▸ Task to complete:
Write out the listing below exactly, and omit any images you find in it.

▸ Dataset records:

------------

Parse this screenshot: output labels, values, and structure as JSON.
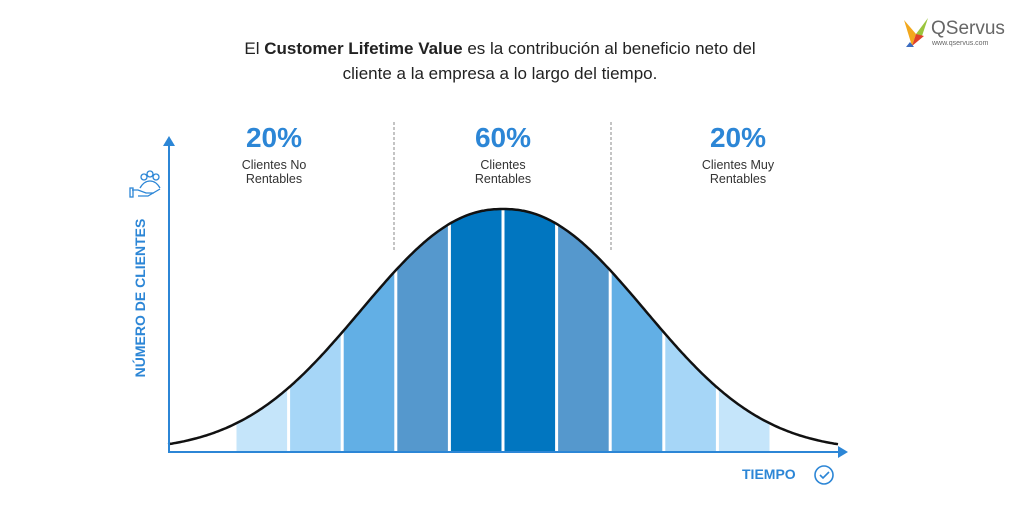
{
  "title": {
    "prefix": "El ",
    "bold": "Customer Lifetime Value",
    "suffix": "  es la contribución al beneficio neto del",
    "line2": "cliente a la empresa a lo largo del tiempo."
  },
  "logo": {
    "name": "QServus",
    "url": "www.qservus.com"
  },
  "segments": [
    {
      "percent": "20%",
      "line1": "Clientes No",
      "line2": "Rentables"
    },
    {
      "percent": "60%",
      "line1": "Clientes",
      "line2": "Rentables"
    },
    {
      "percent": "20%",
      "line1": "Clientes Muy",
      "line2": "Rentables"
    }
  ],
  "axes": {
    "y_label": "NÚMERO DE CLIENTES",
    "x_label": "TIEMPO",
    "y_icon": "hand-with-people-icon",
    "x_icon": "clock-check-icon"
  },
  "colors": {
    "accent": "#2c86d6",
    "bands": [
      "#c5e5fa",
      "#a6d6f7",
      "#62afe5",
      "#5598cd",
      "#0176c0",
      "#0176c0",
      "#5598cd",
      "#62afe5",
      "#a6d6f7",
      "#c5e5fa"
    ]
  }
}
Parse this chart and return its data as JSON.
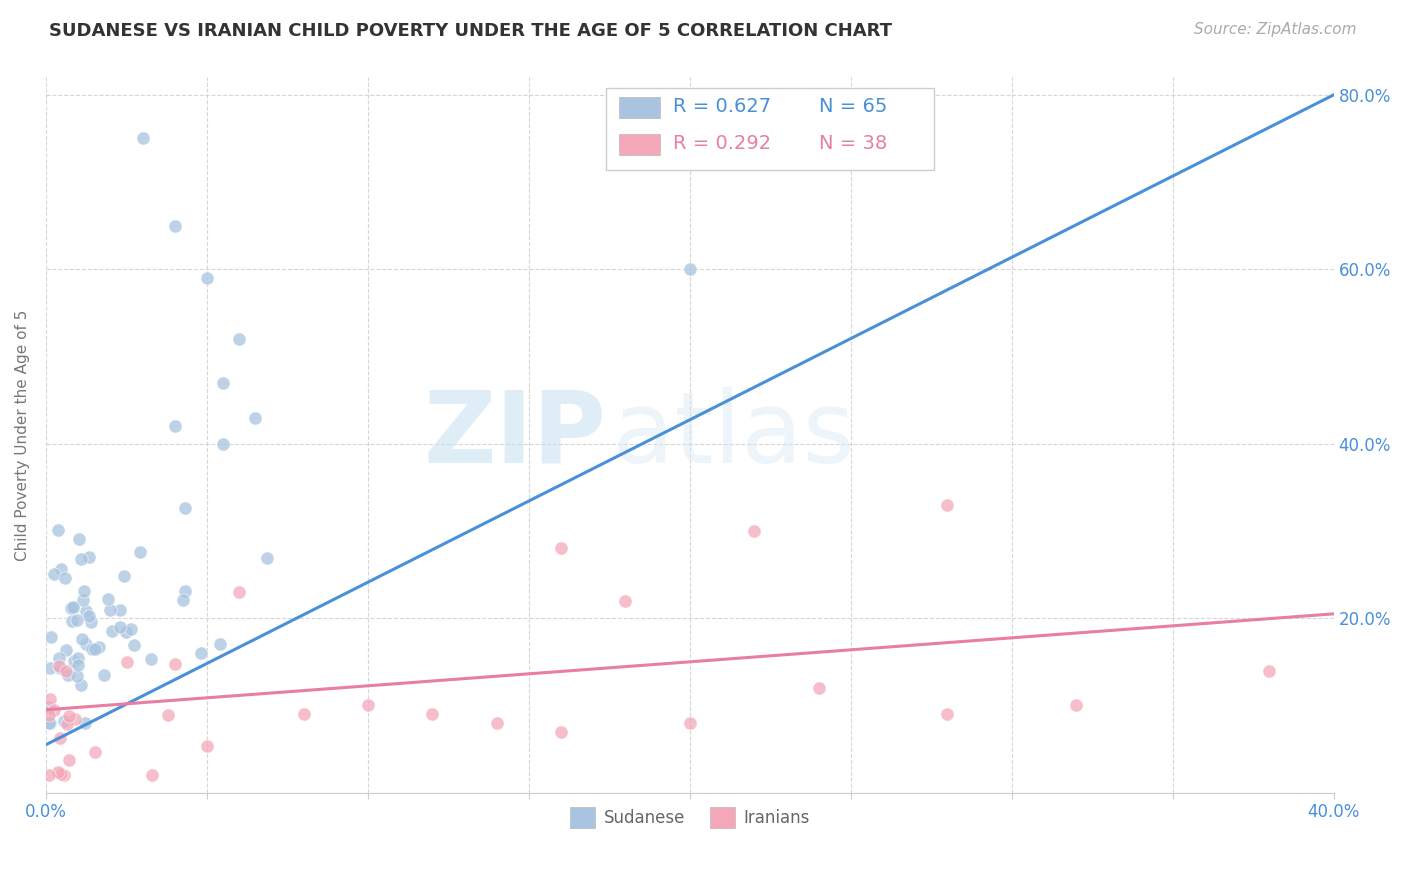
{
  "title": "SUDANESE VS IRANIAN CHILD POVERTY UNDER THE AGE OF 5 CORRELATION CHART",
  "source": "Source: ZipAtlas.com",
  "ylabel": "Child Poverty Under the Age of 5",
  "xlim": [
    0.0,
    0.4
  ],
  "ylim": [
    0.0,
    0.82
  ],
  "xticks": [
    0.0,
    0.05,
    0.1,
    0.15,
    0.2,
    0.25,
    0.3,
    0.35,
    0.4
  ],
  "xtick_labels": [
    "0.0%",
    "",
    "",
    "",
    "",
    "",
    "",
    "",
    "40.0%"
  ],
  "yticks": [
    0.0,
    0.2,
    0.4,
    0.6,
    0.8
  ],
  "ytick_labels_right": [
    "",
    "20.0%",
    "40.0%",
    "60.0%",
    "80.0%"
  ],
  "sudanese_color": "#a8c4e0",
  "iranian_color": "#f4a7b9",
  "sudanese_line_color": "#4a90d9",
  "iranian_line_color": "#e87ea1",
  "legend_R_sudanese": "R = 0.627",
  "legend_N_sudanese": "N = 65",
  "legend_R_iranian": "R = 0.292",
  "legend_N_iranian": "N = 38",
  "watermark_zip": "ZIP",
  "watermark_atlas": "atlas",
  "sudanese_trend_x": [
    0.0,
    0.4
  ],
  "sudanese_trend_y": [
    0.055,
    0.8
  ],
  "iranian_trend_x": [
    0.0,
    0.4
  ],
  "iranian_trend_y": [
    0.095,
    0.205
  ],
  "background_color": "#ffffff",
  "grid_color": "#cccccc",
  "title_fontsize": 13,
  "axis_fontsize": 11,
  "tick_fontsize": 12,
  "legend_fontsize": 14,
  "source_fontsize": 11
}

------------

▸ Reply to the task:
Parse this screenshot: output labels, values, and structure as JSON.
{
  "title": {
    "prefix": "El ",
    "bold": "Customer Lifetime Value",
    "suffix": "  es la contribución al beneficio neto del",
    "line2": "cliente a la empresa a lo largo del tiempo."
  },
  "logo": {
    "name": "QServus",
    "url": "www.qservus.com"
  },
  "segments": [
    {
      "percent": "20%",
      "line1": "Clientes No",
      "line2": "Rentables"
    },
    {
      "percent": "60%",
      "line1": "Clientes",
      "line2": "Rentables"
    },
    {
      "percent": "20%",
      "line1": "Clientes Muy",
      "line2": "Rentables"
    }
  ],
  "axes": {
    "y_label": "NÚMERO DE CLIENTES",
    "x_label": "TIEMPO",
    "y_icon": "hand-with-people-icon",
    "x_icon": "clock-check-icon"
  },
  "colors": {
    "accent": "#2c86d6",
    "bands": [
      "#c5e5fa",
      "#a6d6f7",
      "#62afe5",
      "#5598cd",
      "#0176c0",
      "#0176c0",
      "#5598cd",
      "#62afe5",
      "#a6d6f7",
      "#c5e5fa"
    ]
  }
}
Parse this chart and return its data as JSON.
{
  "title": "SUDANESE VS IRANIAN CHILD POVERTY UNDER THE AGE OF 5 CORRELATION CHART",
  "source": "Source: ZipAtlas.com",
  "ylabel": "Child Poverty Under the Age of 5",
  "xlim": [
    0.0,
    0.4
  ],
  "ylim": [
    0.0,
    0.82
  ],
  "xticks": [
    0.0,
    0.05,
    0.1,
    0.15,
    0.2,
    0.25,
    0.3,
    0.35,
    0.4
  ],
  "xtick_labels": [
    "0.0%",
    "",
    "",
    "",
    "",
    "",
    "",
    "",
    "40.0%"
  ],
  "yticks": [
    0.0,
    0.2,
    0.4,
    0.6,
    0.8
  ],
  "ytick_labels_right": [
    "",
    "20.0%",
    "40.0%",
    "60.0%",
    "80.0%"
  ],
  "sudanese_color": "#a8c4e0",
  "iranian_color": "#f4a7b9",
  "sudanese_line_color": "#4a90d9",
  "iranian_line_color": "#e87ea1",
  "legend_R_sudanese": "R = 0.627",
  "legend_N_sudanese": "N = 65",
  "legend_R_iranian": "R = 0.292",
  "legend_N_iranian": "N = 38",
  "watermark_zip": "ZIP",
  "watermark_atlas": "atlas",
  "sudanese_trend_x": [
    0.0,
    0.4
  ],
  "sudanese_trend_y": [
    0.055,
    0.8
  ],
  "iranian_trend_x": [
    0.0,
    0.4
  ],
  "iranian_trend_y": [
    0.095,
    0.205
  ],
  "background_color": "#ffffff",
  "grid_color": "#cccccc",
  "title_fontsize": 13,
  "axis_fontsize": 11,
  "tick_fontsize": 12,
  "legend_fontsize": 14,
  "source_fontsize": 11
}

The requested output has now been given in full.